_WHAT YOU WILL DO_
Print each of the entries exactly, leaving nothing out.

_DATASET_
┌──

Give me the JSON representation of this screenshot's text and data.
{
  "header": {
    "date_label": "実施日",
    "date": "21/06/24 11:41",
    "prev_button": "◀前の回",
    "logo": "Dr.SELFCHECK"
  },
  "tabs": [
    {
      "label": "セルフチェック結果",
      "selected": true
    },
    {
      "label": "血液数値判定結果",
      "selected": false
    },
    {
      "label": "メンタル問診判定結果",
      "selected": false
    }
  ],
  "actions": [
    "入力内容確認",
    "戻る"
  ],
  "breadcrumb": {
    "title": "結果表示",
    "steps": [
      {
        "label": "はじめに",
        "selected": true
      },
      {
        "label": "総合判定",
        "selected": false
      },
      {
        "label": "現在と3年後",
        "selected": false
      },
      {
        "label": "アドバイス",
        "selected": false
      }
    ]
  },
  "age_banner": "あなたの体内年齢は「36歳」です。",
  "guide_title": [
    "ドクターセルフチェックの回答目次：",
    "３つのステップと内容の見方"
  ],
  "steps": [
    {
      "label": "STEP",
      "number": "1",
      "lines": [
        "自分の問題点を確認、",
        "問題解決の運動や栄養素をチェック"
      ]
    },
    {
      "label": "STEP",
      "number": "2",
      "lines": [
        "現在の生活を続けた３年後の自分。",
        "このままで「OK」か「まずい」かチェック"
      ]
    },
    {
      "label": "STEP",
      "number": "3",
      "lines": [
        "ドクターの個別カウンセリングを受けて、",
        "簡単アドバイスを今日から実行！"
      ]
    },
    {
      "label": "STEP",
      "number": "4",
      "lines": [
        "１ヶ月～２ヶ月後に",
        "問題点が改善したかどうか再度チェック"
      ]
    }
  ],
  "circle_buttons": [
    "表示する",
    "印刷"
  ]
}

└──

_WRITTEN REPLY_
Give me the JSON representation of this screenshot's text and data.
{
  "header": {
    "date_label": "実施日",
    "date": "21/06/24 11:41",
    "prev_button": "◀前の回",
    "logo": "Dr.SELFCHECK"
  },
  "tabs": [
    {
      "label": "セルフチェック結果",
      "selected": true
    },
    {
      "label": "血液数値判定結果",
      "selected": false
    },
    {
      "label": "メンタル問診判定結果",
      "selected": false
    }
  ],
  "actions": [
    "入力内容確認",
    "戻る"
  ],
  "breadcrumb": {
    "title": "結果表示",
    "steps": [
      {
        "label": "はじめに",
        "selected": true
      },
      {
        "label": "総合判定",
        "selected": false
      },
      {
        "label": "現在と3年後",
        "selected": false
      },
      {
        "label": "アドバイス",
        "selected": false
      }
    ]
  },
  "age_banner": "あなたの体内年齢は「36歳」です。",
  "guide_title": [
    "ドクターセルフチェックの回答目次：",
    "３つのステップと内容の見方"
  ],
  "steps": [
    {
      "label": "STEP",
      "number": "1",
      "lines": [
        "自分の問題点を確認、",
        "問題解決の運動や栄養素をチェック"
      ]
    },
    {
      "label": "STEP",
      "number": "2",
      "lines": [
        "現在の生活を続けた３年後の自分。",
        "このままで「OK」か「まずい」かチェック"
      ]
    },
    {
      "label": "STEP",
      "number": "3",
      "lines": [
        "ドクターの個別カウンセリングを受けて、",
        "簡単アドバイスを今日から実行！"
      ]
    },
    {
      "label": "STEP",
      "number": "4",
      "lines": [
        "１ヶ月～２ヶ月後に",
        "問題点が改善したかどうか再度チェック"
      ]
    }
  ],
  "circle_buttons": [
    "表示する",
    "印刷"
  ]
}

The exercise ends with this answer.